## What the task asks
Filter the data below for the string "中华人民共和国企业所得税法实施条例" and copy each matching line.

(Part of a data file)
>>>>

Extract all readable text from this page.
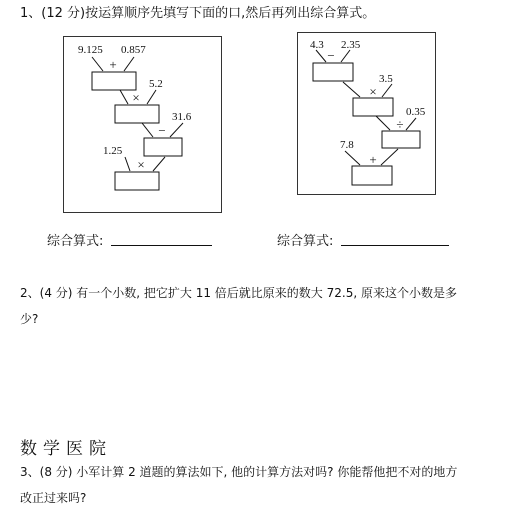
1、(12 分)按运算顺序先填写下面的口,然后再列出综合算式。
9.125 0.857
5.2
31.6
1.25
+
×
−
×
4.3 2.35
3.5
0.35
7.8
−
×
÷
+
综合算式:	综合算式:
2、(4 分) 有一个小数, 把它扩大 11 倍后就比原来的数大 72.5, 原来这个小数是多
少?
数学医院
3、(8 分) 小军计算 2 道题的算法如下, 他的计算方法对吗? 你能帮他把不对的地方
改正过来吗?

<<<<
>>>>

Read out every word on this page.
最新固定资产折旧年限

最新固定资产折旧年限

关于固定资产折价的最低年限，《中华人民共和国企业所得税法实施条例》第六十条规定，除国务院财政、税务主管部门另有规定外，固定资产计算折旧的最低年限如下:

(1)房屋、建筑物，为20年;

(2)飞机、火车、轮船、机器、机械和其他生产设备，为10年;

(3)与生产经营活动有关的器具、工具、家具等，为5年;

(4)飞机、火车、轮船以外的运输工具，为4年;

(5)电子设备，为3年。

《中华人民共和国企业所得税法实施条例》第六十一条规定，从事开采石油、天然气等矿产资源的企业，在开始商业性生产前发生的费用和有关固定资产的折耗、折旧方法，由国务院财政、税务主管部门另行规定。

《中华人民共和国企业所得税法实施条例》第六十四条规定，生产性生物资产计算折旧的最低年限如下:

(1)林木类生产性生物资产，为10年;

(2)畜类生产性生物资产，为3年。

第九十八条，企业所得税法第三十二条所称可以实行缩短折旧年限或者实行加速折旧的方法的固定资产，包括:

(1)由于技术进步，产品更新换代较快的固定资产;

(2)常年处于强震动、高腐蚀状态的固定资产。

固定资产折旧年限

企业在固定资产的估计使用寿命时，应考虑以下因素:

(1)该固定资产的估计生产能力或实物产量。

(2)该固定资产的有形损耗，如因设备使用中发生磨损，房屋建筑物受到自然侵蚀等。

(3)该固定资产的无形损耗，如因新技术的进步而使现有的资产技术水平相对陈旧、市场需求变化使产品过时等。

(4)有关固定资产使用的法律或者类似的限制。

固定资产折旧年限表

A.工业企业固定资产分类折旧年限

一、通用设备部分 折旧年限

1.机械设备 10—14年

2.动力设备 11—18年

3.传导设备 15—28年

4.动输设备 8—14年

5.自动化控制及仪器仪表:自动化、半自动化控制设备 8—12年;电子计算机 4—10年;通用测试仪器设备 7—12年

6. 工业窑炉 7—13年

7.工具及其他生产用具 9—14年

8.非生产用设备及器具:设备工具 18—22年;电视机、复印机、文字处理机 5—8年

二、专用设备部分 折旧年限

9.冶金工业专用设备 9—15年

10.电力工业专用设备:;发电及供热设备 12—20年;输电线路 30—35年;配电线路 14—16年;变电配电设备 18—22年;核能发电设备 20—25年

<<<<

## Response below
关于固定资产折价的最低年限，《中华人民共和国企业所得税法实施条例》第六十条规定，除国务院财政、税务主管部门另有规定外，固定资产计算折旧的最低年限如下:
《中华人民共和国企业所得税法实施条例》第六十一条规定，从事开采石油、天然气等矿产资源的企业，在开始商业性生产前发生的费用和有关固定资产的折耗、折旧方法，由国务院财政、税务主管部门另行规定。
《中华人民共和国企业所得税法实施条例》第六十四条规定，生产性生物资产计算折旧的最低年限如下:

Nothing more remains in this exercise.